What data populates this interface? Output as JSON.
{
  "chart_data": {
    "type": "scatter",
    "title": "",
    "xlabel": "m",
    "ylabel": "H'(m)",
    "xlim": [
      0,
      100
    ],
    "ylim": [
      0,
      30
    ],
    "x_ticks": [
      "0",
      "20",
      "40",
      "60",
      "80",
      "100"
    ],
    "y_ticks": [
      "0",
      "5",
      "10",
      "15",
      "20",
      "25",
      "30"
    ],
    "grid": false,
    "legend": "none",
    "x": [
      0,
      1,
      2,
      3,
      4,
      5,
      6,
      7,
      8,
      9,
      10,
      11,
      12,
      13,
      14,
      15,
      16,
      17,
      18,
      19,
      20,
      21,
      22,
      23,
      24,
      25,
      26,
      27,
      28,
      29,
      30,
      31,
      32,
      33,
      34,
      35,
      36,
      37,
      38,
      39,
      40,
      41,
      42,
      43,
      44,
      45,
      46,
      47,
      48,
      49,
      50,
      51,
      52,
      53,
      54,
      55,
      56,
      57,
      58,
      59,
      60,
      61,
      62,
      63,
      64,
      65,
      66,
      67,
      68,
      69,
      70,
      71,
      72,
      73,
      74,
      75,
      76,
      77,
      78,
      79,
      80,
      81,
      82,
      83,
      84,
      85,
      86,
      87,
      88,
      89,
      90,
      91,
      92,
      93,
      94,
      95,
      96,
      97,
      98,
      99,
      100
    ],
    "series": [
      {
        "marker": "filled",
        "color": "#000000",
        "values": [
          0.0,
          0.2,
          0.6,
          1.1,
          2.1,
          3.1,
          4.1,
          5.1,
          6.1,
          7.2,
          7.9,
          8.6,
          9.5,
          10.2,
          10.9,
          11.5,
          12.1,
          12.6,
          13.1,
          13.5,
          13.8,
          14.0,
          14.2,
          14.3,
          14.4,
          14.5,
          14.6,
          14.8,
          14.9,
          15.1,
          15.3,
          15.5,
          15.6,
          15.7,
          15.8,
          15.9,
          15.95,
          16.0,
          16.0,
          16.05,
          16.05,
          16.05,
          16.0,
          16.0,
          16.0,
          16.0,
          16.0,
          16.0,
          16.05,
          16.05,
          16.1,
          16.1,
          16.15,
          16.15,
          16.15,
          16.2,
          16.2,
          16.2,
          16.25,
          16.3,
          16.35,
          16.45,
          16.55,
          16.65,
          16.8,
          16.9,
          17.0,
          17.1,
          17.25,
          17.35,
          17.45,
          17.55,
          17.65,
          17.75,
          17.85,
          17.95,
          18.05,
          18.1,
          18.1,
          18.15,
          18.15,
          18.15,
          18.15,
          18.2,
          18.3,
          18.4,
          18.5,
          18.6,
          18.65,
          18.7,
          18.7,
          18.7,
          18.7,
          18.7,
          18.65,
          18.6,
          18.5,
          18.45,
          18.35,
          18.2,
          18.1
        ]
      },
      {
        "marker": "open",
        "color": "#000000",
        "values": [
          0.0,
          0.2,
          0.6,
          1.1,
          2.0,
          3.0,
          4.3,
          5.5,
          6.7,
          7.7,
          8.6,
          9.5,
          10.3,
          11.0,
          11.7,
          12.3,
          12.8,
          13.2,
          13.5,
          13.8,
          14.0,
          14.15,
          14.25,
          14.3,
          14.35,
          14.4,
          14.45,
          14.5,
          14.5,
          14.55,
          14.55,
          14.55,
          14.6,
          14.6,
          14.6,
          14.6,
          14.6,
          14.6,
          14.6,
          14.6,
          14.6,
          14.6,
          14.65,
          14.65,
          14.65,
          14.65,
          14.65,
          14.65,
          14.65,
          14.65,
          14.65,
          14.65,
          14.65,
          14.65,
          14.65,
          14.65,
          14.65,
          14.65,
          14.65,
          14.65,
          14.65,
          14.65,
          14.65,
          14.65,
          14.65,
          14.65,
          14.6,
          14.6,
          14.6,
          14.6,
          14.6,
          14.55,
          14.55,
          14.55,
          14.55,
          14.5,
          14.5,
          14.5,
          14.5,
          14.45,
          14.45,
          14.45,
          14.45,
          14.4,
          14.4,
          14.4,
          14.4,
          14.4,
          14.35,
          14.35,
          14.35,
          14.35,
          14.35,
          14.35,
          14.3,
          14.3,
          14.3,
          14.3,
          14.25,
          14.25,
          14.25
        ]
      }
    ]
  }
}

=-=-=-=-=

◆ Problem: Copy out each record, keeping every word as it is.

◆ Problem solution:
What data populates this interface? Output as JSON.
{
  "chart_data": {
    "type": "scatter",
    "title": "",
    "xlabel": "m",
    "ylabel": "H'(m)",
    "xlim": [
      0,
      100
    ],
    "ylim": [
      0,
      30
    ],
    "x_ticks": [
      "0",
      "20",
      "40",
      "60",
      "80",
      "100"
    ],
    "y_ticks": [
      "0",
      "5",
      "10",
      "15",
      "20",
      "25",
      "30"
    ],
    "grid": false,
    "legend": "none",
    "x": [
      0,
      1,
      2,
      3,
      4,
      5,
      6,
      7,
      8,
      9,
      10,
      11,
      12,
      13,
      14,
      15,
      16,
      17,
      18,
      19,
      20,
      21,
      22,
      23,
      24,
      25,
      26,
      27,
      28,
      29,
      30,
      31,
      32,
      33,
      34,
      35,
      36,
      37,
      38,
      39,
      40,
      41,
      42,
      43,
      44,
      45,
      46,
      47,
      48,
      49,
      50,
      51,
      52,
      53,
      54,
      55,
      56,
      57,
      58,
      59,
      60,
      61,
      62,
      63,
      64,
      65,
      66,
      67,
      68,
      69,
      70,
      71,
      72,
      73,
      74,
      75,
      76,
      77,
      78,
      79,
      80,
      81,
      82,
      83,
      84,
      85,
      86,
      87,
      88,
      89,
      90,
      91,
      92,
      93,
      94,
      95,
      96,
      97,
      98,
      99,
      100
    ],
    "series": [
      {
        "marker": "filled",
        "color": "#000000",
        "values": [
          0.0,
          0.2,
          0.6,
          1.1,
          2.1,
          3.1,
          4.1,
          5.1,
          6.1,
          7.2,
          7.9,
          8.6,
          9.5,
          10.2,
          10.9,
          11.5,
          12.1,
          12.6,
          13.1,
          13.5,
          13.8,
          14.0,
          14.2,
          14.3,
          14.4,
          14.5,
          14.6,
          14.8,
          14.9,
          15.1,
          15.3,
          15.5,
          15.6,
          15.7,
          15.8,
          15.9,
          15.95,
          16.0,
          16.0,
          16.05,
          16.05,
          16.05,
          16.0,
          16.0,
          16.0,
          16.0,
          16.0,
          16.0,
          16.05,
          16.05,
          16.1,
          16.1,
          16.15,
          16.15,
          16.15,
          16.2,
          16.2,
          16.2,
          16.25,
          16.3,
          16.35,
          16.45,
          16.55,
          16.65,
          16.8,
          16.9,
          17.0,
          17.1,
          17.25,
          17.35,
          17.45,
          17.55,
          17.65,
          17.75,
          17.85,
          17.95,
          18.05,
          18.1,
          18.1,
          18.15,
          18.15,
          18.15,
          18.15,
          18.2,
          18.3,
          18.4,
          18.5,
          18.6,
          18.65,
          18.7,
          18.7,
          18.7,
          18.7,
          18.7,
          18.65,
          18.6,
          18.5,
          18.45,
          18.35,
          18.2,
          18.1
        ]
      },
      {
        "marker": "open",
        "color": "#000000",
        "values": [
          0.0,
          0.2,
          0.6,
          1.1,
          2.0,
          3.0,
          4.3,
          5.5,
          6.7,
          7.7,
          8.6,
          9.5,
          10.3,
          11.0,
          11.7,
          12.3,
          12.8,
          13.2,
          13.5,
          13.8,
          14.0,
          14.15,
          14.25,
          14.3,
          14.35,
          14.4,
          14.45,
          14.5,
          14.5,
          14.55,
          14.55,
          14.55,
          14.6,
          14.6,
          14.6,
          14.6,
          14.6,
          14.6,
          14.6,
          14.6,
          14.6,
          14.6,
          14.65,
          14.65,
          14.65,
          14.65,
          14.65,
          14.65,
          14.65,
          14.65,
          14.65,
          14.65,
          14.65,
          14.65,
          14.65,
          14.65,
          14.65,
          14.65,
          14.65,
          14.65,
          14.65,
          14.65,
          14.65,
          14.65,
          14.65,
          14.65,
          14.6,
          14.6,
          14.6,
          14.6,
          14.6,
          14.55,
          14.55,
          14.55,
          14.55,
          14.5,
          14.5,
          14.5,
          14.5,
          14.45,
          14.45,
          14.45,
          14.45,
          14.4,
          14.4,
          14.4,
          14.4,
          14.4,
          14.35,
          14.35,
          14.35,
          14.35,
          14.35,
          14.35,
          14.3,
          14.3,
          14.3,
          14.3,
          14.25,
          14.25,
          14.25
        ]
      }
    ]
  }
}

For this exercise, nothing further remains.